_WHAT IS NEEDED_:
Copy exactly the stretch of lines from the one holding "Read this page and output its text content." through the last line of the data below, inclusive. Leave out pictures.

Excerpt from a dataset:
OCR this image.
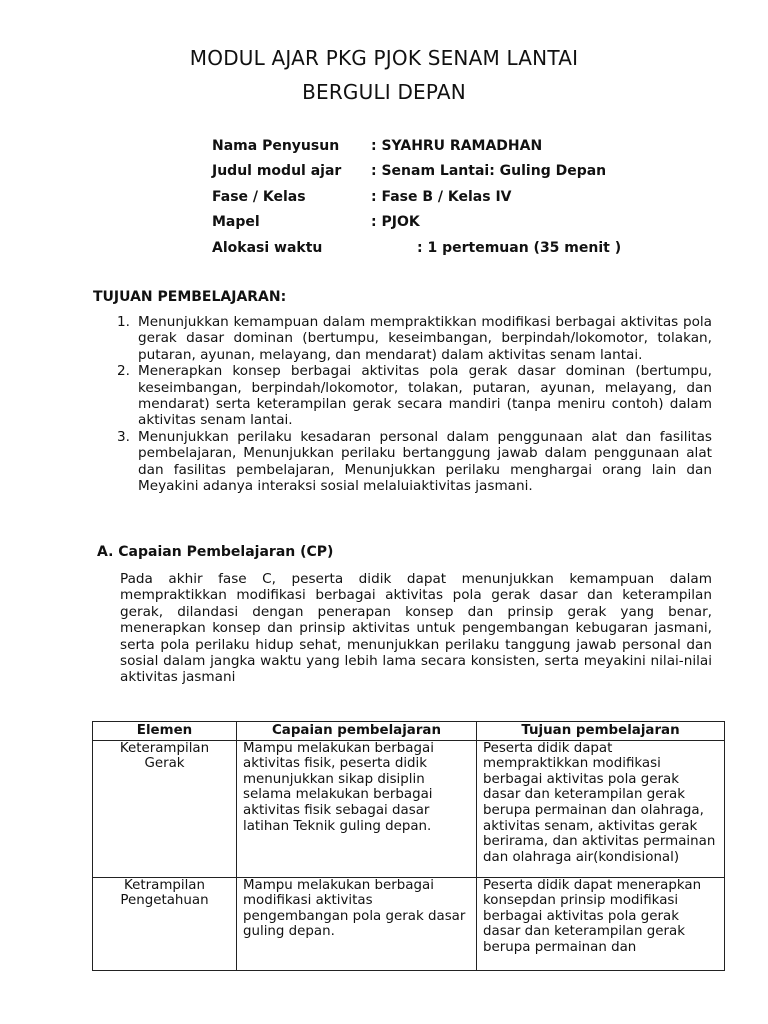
MODUL AJAR PKG PJOK SENAM LANTAI
BERGULI DEPAN
Nama Penyusun : SYAHRU RAMADHAN
Judul modul ajar : Senam Lantai: Guling Depan
Fase / Kelas	: Fase B / Kelas IV
Mapel	: PJOK
Alokasi waktu	: 1 pertemuan (35 menit )
TUJUAN PEMBELAJARAN:
1. Menunjukkan kemampuan dalam mempraktikkan modifikasi berbagai aktivitas pola gerak dasar dominan (bertumpu, keseimbangan, berpindah/lokomotor, tolakan, putaran, ayunan, melayang, dan mendarat) dalam aktivitas senam lantai.
2. Menerapkan konsep berbagai aktivitas pola gerak dasar dominan (bertumpu, keseimbangan, berpindah/lokomotor, tolakan, putaran, ayunan, melayang, dan mendarat) serta keterampilan gerak secara mandiri (tanpa meniru contoh) dalam aktivitas senam lantai.
3. Menunjukkan perilaku kesadaran personal dalam penggunaan alat dan fasilitas pembelajaran, Menunjukkan perilaku bertanggung jawab dalam penggunaan alat dan fasilitas pembelajaran, Menunjukkan perilaku menghargai orang lain dan Meyakini adanya interaksi sosial melaluiaktivitas jasmani.
A. Capaian Pembelajaran (CP)
Pada akhir fase C, peserta didik dapat menunjukkan kemampuan dalam mempraktikkan modifikasi berbagai aktivitas pola gerak dasar dan keterampilan gerak, dilandasi dengan penerapan konsep dan prinsip gerak yang benar, menerapkan konsep dan prinsip aktivitas untuk pengembangan kebugaran jasmani, serta pola perilaku hidup sehat, menunjukkan perilaku tanggung jawab personal dan sosial dalam jangka waktu yang lebih lama secara konsisten, serta meyakini nilai-nilai aktivitas jasmani
Elemen	Capaian pembelajaran	Tujuan pembelajaran
Keterampilan Gerak	Mampu melakukan berbagai aktivitas fisik, peserta didik menunjukkan sikap disiplin selama melakukan berbagai aktivitas fisik sebagai dasar latihan Teknik guling depan.	Peserta didik dapat mempraktikkan modifikasi berbagai aktivitas pola gerak dasar dan keterampilan gerak berupa permainan dan olahraga, aktivitas senam, aktivitas gerak berirama, dan aktivitas permainan dan olahraga air(kondisional)
Ketrampilan Pengetahuan	Mampu melakukan berbagai modifikasi aktivitas pengembangan pola gerak dasar guling depan.	Peserta didik dapat menerapkan konsepdan prinsip modifikasi berbagai aktivitas pola gerak dasar dan keterampilan gerak berupa permainan dan
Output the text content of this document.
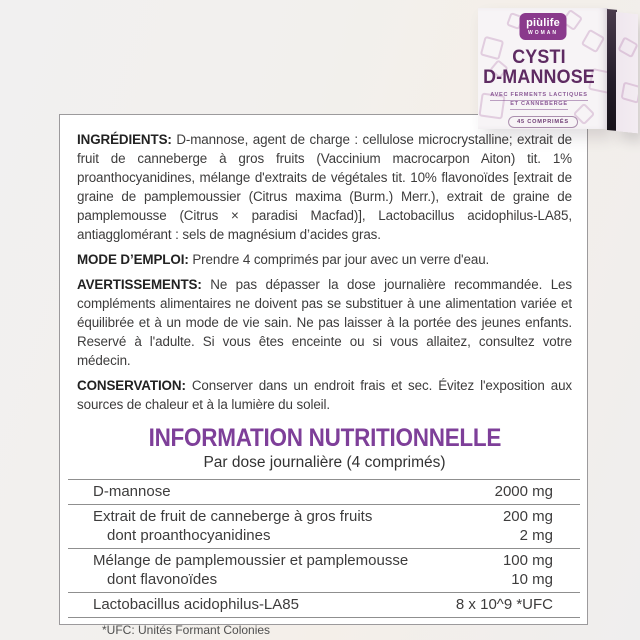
INGRÉDIENTS: D-mannose, agent de charge : cellulose microcrystalline; extrait de fruit de canneberge à gros fruits (Vaccinium macrocarpon Aiton) tit. 1% proanthocyanidines, mélange d'extraits de végétales tit. 10% flavonoïdes [extrait de graine de pamplemoussier (Citrus maxima (Burm.) Merr.), extrait de graine de pamplemousse (Citrus × paradisi Macfad)], Lactobacillus acidophilus-LA85, antiagglomérant : sels de magnésium d’acides gras.

MODE D’EMPLOI: Prendre 4 comprimés par jour avec un verre d'eau.

AVERTISSEMENTS: Ne pas dépasser la dose journalière recommandée. Les compléments alimentaires ne doivent pas se substituer à une alimentation variée et équilibrée et à un mode de vie sain. Ne pas laisser à la portée des jeunes enfants. Reservé à l'adulte. Si vous êtes enceinte ou si vous allaitez, consultez votre médecin.

CONSERVATION: Conserver dans un endroit frais et sec. Évitez l'exposition aux sources de chaleur et à la lumière du soleil.

INFORMATION NUTRITIONNELLE
Par dose journalière (4 comprimés)
D-mannose	2000 mg
Extrait de fruit de canneberge à gros fruits	200 mg
dont proanthocyanidines	2 mg
Mélange de pamplemoussier et pamplemousse	100 mg
dont flavonoïdes	10 mg
Lactobacillus acidophilus-LA85	8 x 10^9 *UFC
*UFC: Unités Formant Colonies
piùlife
WOMAN
CYSTI
D-MANNOSE
AVEC FERMENTS LACTIQUES
ET CANNEBERGE
45 COMPRIMÉS
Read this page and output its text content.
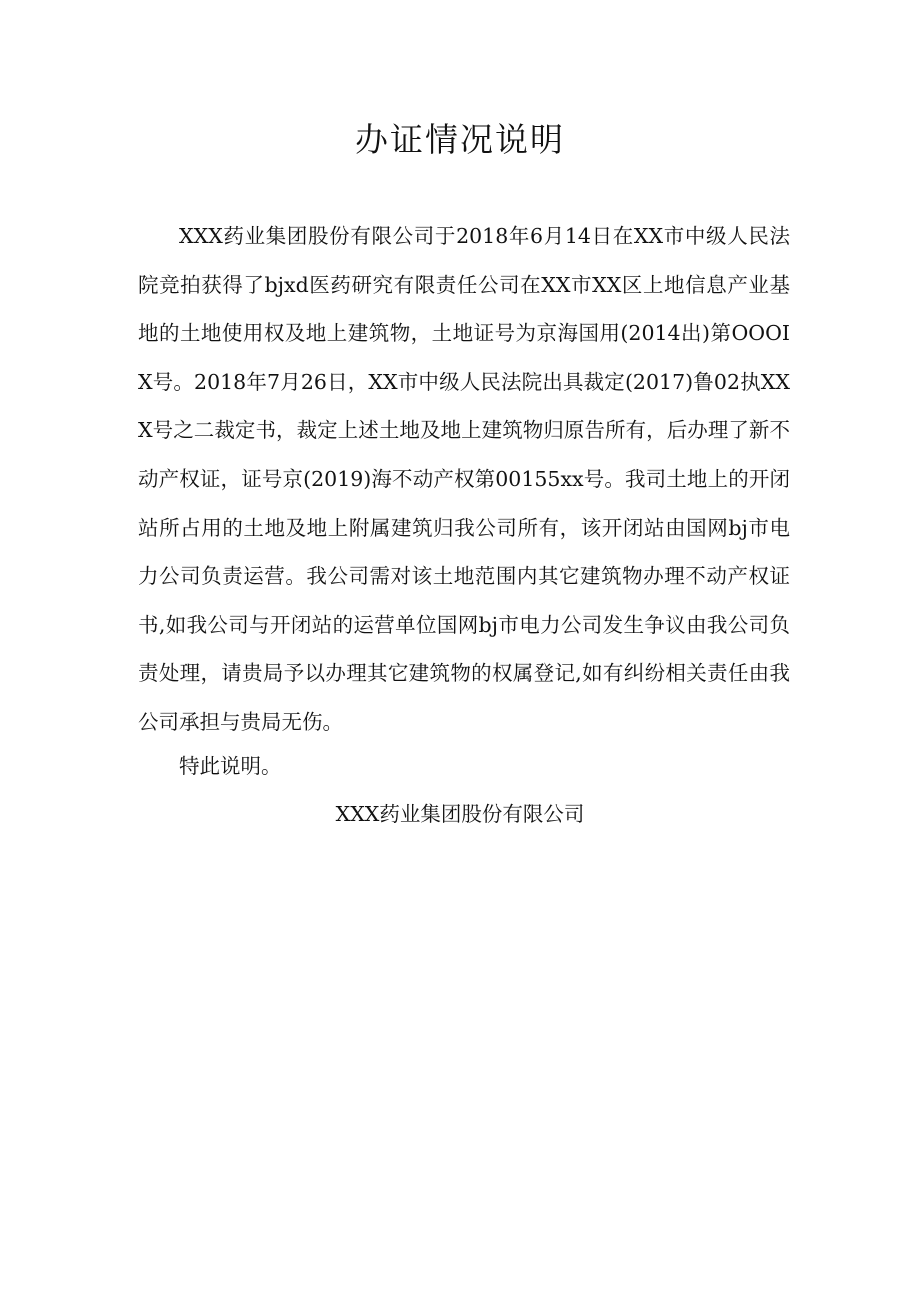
办证情况说明

XXX药业集团股份有限公司于2018年6月14日在XX市中级人民法院竞拍获得了bjxd医药研究有限责任公司在XX市XX区上地信息产业基地的土地使用权及地上建筑物，土地证号为京海国用(2014出)第OOOIX号。2018年7月26日，XX市中级人民法院出具裁定(2017)鲁02执XXX号之二裁定书，裁定上述土地及地上建筑物归原告所有，后办理了新不动产权证，证号京(2019)海不动产权第00155xx号。我司土地上的开闭站所占用的土地及地上附属建筑归我公司所有，该开闭站由国网bj市电力公司负责运营。我公司需对该土地范围内其它建筑物办理不动产权证书,如我公司与开闭站的运营单位国网bj市电力公司发生争议由我公司负责处理，请贵局予以办理其它建筑物的权属登记,如有纠纷相关责任由我公司承担与贵局无伤。

特此说明。

XXX药业集团股份有限公司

_FINAL RESULT_:
Read this page and output its text content.
办证情况说明

XXX药业集团股份有限公司于2018年6月14日在XX市中级人民法院竞拍获得了bjxd医药研究有限责任公司在XX市XX区上地信息产业基地的土地使用权及地上建筑物，土地证号为京海国用(2014出)第OOOIX号。2018年7月26日，XX市中级人民法院出具裁定(2017)鲁02执XXX号之二裁定书，裁定上述土地及地上建筑物归原告所有，后办理了新不动产权证，证号京(2019)海不动产权第00155xx号。我司土地上的开闭站所占用的土地及地上附属建筑归我公司所有，该开闭站由国网bj市电力公司负责运营。我公司需对该土地范围内其它建筑物办理不动产权证书,如我公司与开闭站的运营单位国网bj市电力公司发生争议由我公司负责处理，请贵局予以办理其它建筑物的权属登记,如有纠纷相关责任由我公司承担与贵局无伤。

特此说明。

XXX药业集团股份有限公司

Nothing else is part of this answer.